↓↓↓
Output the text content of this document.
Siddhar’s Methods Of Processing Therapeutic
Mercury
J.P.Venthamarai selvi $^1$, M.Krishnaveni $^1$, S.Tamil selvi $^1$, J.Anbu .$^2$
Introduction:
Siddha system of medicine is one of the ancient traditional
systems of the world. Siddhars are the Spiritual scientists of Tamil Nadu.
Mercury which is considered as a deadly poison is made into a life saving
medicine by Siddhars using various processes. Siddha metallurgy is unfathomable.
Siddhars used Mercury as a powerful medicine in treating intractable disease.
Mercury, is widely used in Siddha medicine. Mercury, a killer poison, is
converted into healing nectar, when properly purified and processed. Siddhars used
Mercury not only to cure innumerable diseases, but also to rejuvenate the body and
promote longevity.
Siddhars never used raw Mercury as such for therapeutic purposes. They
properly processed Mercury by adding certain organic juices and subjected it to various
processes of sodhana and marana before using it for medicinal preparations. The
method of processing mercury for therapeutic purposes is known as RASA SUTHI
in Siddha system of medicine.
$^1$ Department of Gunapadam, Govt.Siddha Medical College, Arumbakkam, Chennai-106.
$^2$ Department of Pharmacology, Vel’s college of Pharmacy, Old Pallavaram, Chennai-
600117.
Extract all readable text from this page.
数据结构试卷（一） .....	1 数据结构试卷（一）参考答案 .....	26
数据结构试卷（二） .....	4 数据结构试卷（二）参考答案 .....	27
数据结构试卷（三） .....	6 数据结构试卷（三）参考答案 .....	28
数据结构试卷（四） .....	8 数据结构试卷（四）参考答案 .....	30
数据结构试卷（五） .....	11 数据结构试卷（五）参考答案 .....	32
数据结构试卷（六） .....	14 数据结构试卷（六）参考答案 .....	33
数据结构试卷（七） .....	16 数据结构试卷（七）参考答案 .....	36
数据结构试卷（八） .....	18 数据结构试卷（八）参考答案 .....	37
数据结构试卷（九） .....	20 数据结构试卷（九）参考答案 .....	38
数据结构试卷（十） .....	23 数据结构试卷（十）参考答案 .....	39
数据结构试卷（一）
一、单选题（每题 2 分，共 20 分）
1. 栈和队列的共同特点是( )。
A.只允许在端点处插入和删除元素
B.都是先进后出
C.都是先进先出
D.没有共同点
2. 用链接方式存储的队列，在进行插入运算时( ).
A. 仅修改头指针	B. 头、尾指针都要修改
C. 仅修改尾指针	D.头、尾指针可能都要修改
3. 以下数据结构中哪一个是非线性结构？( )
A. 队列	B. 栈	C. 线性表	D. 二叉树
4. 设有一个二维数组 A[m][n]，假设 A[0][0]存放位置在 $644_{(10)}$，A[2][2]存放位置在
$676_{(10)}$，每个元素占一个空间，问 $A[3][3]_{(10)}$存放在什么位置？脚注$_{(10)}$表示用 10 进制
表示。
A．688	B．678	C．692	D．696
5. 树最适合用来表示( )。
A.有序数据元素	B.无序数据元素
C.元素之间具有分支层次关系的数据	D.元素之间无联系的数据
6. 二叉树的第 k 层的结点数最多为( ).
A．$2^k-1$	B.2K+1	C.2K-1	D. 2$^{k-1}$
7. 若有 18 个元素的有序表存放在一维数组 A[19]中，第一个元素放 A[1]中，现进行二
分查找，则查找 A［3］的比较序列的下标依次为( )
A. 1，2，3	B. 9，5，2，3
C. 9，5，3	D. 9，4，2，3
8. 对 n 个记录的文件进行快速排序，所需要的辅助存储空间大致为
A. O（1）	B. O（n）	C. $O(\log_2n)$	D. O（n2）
↑↑↑
• Instructions for the task
All of the records must be retyped exactly as they are.

• Completed task
Output the text content of this document.
Siddhar’s Methods Of Processing Therapeutic
Mercury
J.P.Venthamarai selvi $^1$, M.Krishnaveni $^1$, S.Tamil selvi $^1$, J.Anbu .$^2$
Introduction:
Siddha system of medicine is one of the ancient traditional
systems of the world. Siddhars are the Spiritual scientists of Tamil Nadu.
Mercury which is considered as a deadly poison is made into a life saving
medicine by Siddhars using various processes. Siddha metallurgy is unfathomable.
Siddhars used Mercury as a powerful medicine in treating intractable disease.
Mercury, is widely used in Siddha medicine. Mercury, a killer poison, is
converted into healing nectar, when properly purified and processed. Siddhars used
Mercury not only to cure innumerable diseases, but also to rejuvenate the body and
promote longevity.
Siddhars never used raw Mercury as such for therapeutic purposes. They
properly processed Mercury by adding certain organic juices and subjected it to various
processes of sodhana and marana before using it for medicinal preparations. The
method of processing mercury for therapeutic purposes is known as RASA SUTHI
in Siddha system of medicine.
$^1$ Department of Gunapadam, Govt.Siddha Medical College, Arumbakkam, Chennai-106.
$^2$ Department of Pharmacology, Vel’s college of Pharmacy, Old Pallavaram, Chennai-
600117.
Extract all readable text from this page.
数据结构试卷（一） .....	1 数据结构试卷（一）参考答案 .....	26
数据结构试卷（二） .....	4 数据结构试卷（二）参考答案 .....	27
数据结构试卷（三） .....	6 数据结构试卷（三）参考答案 .....	28
数据结构试卷（四） .....	8 数据结构试卷（四）参考答案 .....	30
数据结构试卷（五） .....	11 数据结构试卷（五）参考答案 .....	32
数据结构试卷（六） .....	14 数据结构试卷（六）参考答案 .....	33
数据结构试卷（七） .....	16 数据结构试卷（七）参考答案 .....	36
数据结构试卷（八） .....	18 数据结构试卷（八）参考答案 .....	37
数据结构试卷（九） .....	20 数据结构试卷（九）参考答案 .....	38
数据结构试卷（十） .....	23 数据结构试卷（十）参考答案 .....	39
数据结构试卷（一）
一、单选题（每题 2 分，共 20 分）
1. 栈和队列的共同特点是( )。
A.只允许在端点处插入和删除元素
B.都是先进后出
C.都是先进先出
D.没有共同点
2. 用链接方式存储的队列，在进行插入运算时( ).
A. 仅修改头指针	B. 头、尾指针都要修改
C. 仅修改尾指针	D.头、尾指针可能都要修改
3. 以下数据结构中哪一个是非线性结构？( )
A. 队列	B. 栈	C. 线性表	D. 二叉树
4. 设有一个二维数组 A[m][n]，假设 A[0][0]存放位置在 $644_{(10)}$，A[2][2]存放位置在
$676_{(10)}$，每个元素占一个空间，问 $A[3][3]_{(10)}$存放在什么位置？脚注$_{(10)}$表示用 10 进制
表示。
A．688	B．678	C．692	D．696
5. 树最适合用来表示( )。
A.有序数据元素	B.无序数据元素
C.元素之间具有分支层次关系的数据	D.元素之间无联系的数据
6. 二叉树的第 k 层的结点数最多为( ).
A．$2^k-1$	B.2K+1	C.2K-1	D. 2$^{k-1}$
7. 若有 18 个元素的有序表存放在一维数组 A[19]中，第一个元素放 A[1]中，现进行二
分查找，则查找 A［3］的比较序列的下标依次为( )
A. 1，2，3	B. 9，5，2，3
C. 9，5，3	D. 9，4，2，3
8. 对 n 个记录的文件进行快速排序，所需要的辅助存储空间大致为
A. O（1）	B. O（n）	C. $O(\log_2n)$	D. O（n2）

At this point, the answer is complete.